What to produce:
Write out all the material exactly. Leave nothing out.

== Data ==

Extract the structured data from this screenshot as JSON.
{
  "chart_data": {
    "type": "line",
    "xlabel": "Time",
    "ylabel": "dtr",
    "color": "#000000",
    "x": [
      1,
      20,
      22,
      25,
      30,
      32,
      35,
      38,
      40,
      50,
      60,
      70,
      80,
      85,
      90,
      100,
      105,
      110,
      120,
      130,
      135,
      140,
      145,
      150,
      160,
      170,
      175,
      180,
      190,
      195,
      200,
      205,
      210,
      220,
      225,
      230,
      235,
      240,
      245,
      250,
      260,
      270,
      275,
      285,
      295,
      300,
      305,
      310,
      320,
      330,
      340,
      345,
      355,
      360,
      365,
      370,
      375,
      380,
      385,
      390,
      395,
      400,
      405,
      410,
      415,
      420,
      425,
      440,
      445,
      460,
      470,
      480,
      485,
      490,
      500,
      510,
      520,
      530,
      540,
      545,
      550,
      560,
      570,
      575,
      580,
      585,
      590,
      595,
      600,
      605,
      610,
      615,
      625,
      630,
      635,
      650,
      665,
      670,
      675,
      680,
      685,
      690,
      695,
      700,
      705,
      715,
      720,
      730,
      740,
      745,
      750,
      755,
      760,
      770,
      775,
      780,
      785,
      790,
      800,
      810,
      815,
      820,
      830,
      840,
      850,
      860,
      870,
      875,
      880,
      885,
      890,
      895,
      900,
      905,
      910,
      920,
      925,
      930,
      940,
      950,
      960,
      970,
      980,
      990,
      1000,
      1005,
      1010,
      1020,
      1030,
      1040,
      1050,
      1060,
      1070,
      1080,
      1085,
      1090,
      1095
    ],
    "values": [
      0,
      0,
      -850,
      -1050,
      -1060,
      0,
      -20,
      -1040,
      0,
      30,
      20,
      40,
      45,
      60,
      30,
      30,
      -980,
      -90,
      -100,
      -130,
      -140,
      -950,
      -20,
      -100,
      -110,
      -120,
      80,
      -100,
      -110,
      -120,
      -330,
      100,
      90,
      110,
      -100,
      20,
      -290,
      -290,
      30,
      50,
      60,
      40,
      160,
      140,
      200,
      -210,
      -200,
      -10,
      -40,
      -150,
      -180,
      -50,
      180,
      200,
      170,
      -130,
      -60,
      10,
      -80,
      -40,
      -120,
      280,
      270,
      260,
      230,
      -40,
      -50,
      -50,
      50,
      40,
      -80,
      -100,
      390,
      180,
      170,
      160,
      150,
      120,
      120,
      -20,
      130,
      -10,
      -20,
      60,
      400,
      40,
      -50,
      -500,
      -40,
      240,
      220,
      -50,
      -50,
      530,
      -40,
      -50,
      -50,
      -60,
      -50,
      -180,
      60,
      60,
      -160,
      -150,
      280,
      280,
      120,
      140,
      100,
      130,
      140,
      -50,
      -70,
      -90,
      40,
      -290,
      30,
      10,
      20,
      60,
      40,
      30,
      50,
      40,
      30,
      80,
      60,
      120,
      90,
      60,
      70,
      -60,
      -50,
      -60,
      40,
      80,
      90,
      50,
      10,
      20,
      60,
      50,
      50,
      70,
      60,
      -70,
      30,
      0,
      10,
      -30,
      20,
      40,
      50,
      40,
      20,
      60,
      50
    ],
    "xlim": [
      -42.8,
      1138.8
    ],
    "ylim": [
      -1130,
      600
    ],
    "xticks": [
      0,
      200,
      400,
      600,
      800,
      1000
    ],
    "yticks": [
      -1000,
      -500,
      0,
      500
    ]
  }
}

===

Output of the task:
Extract the structured data from this screenshot as JSON.
{
  "chart_data": {
    "type": "line",
    "xlabel": "Time",
    "ylabel": "dtr",
    "color": "#000000",
    "x": [
      1,
      20,
      22,
      25,
      30,
      32,
      35,
      38,
      40,
      50,
      60,
      70,
      80,
      85,
      90,
      100,
      105,
      110,
      120,
      130,
      135,
      140,
      145,
      150,
      160,
      170,
      175,
      180,
      190,
      195,
      200,
      205,
      210,
      220,
      225,
      230,
      235,
      240,
      245,
      250,
      260,
      270,
      275,
      285,
      295,
      300,
      305,
      310,
      320,
      330,
      340,
      345,
      355,
      360,
      365,
      370,
      375,
      380,
      385,
      390,
      395,
      400,
      405,
      410,
      415,
      420,
      425,
      440,
      445,
      460,
      470,
      480,
      485,
      490,
      500,
      510,
      520,
      530,
      540,
      545,
      550,
      560,
      570,
      575,
      580,
      585,
      590,
      595,
      600,
      605,
      610,
      615,
      625,
      630,
      635,
      650,
      665,
      670,
      675,
      680,
      685,
      690,
      695,
      700,
      705,
      715,
      720,
      730,
      740,
      745,
      750,
      755,
      760,
      770,
      775,
      780,
      785,
      790,
      800,
      810,
      815,
      820,
      830,
      840,
      850,
      860,
      870,
      875,
      880,
      885,
      890,
      895,
      900,
      905,
      910,
      920,
      925,
      930,
      940,
      950,
      960,
      970,
      980,
      990,
      1000,
      1005,
      1010,
      1020,
      1030,
      1040,
      1050,
      1060,
      1070,
      1080,
      1085,
      1090,
      1095
    ],
    "values": [
      0,
      0,
      -850,
      -1050,
      -1060,
      0,
      -20,
      -1040,
      0,
      30,
      20,
      40,
      45,
      60,
      30,
      30,
      -980,
      -90,
      -100,
      -130,
      -140,
      -950,
      -20,
      -100,
      -110,
      -120,
      80,
      -100,
      -110,
      -120,
      -330,
      100,
      90,
      110,
      -100,
      20,
      -290,
      -290,
      30,
      50,
      60,
      40,
      160,
      140,
      200,
      -210,
      -200,
      -10,
      -40,
      -150,
      -180,
      -50,
      180,
      200,
      170,
      -130,
      -60,
      10,
      -80,
      -40,
      -120,
      280,
      270,
      260,
      230,
      -40,
      -50,
      -50,
      50,
      40,
      -80,
      -100,
      390,
      180,
      170,
      160,
      150,
      120,
      120,
      -20,
      130,
      -10,
      -20,
      60,
      400,
      40,
      -50,
      -500,
      -40,
      240,
      220,
      -50,
      -50,
      530,
      -40,
      -50,
      -50,
      -60,
      -50,
      -180,
      60,
      60,
      -160,
      -150,
      280,
      280,
      120,
      140,
      100,
      130,
      140,
      -50,
      -70,
      -90,
      40,
      -290,
      30,
      10,
      20,
      60,
      40,
      30,
      50,
      40,
      30,
      80,
      60,
      120,
      90,
      60,
      70,
      -60,
      -50,
      -60,
      40,
      80,
      90,
      50,
      10,
      20,
      60,
      50,
      50,
      70,
      60,
      -70,
      30,
      0,
      10,
      -30,
      20,
      40,
      50,
      40,
      20,
      60,
      50
    ],
    "xlim": [
      -42.8,
      1138.8
    ],
    "ylim": [
      -1130,
      600
    ],
    "xticks": [
      0,
      200,
      400,
      600,
      800,
      1000
    ],
    "yticks": [
      -1000,
      -500,
      0,
      500
    ]
  }
}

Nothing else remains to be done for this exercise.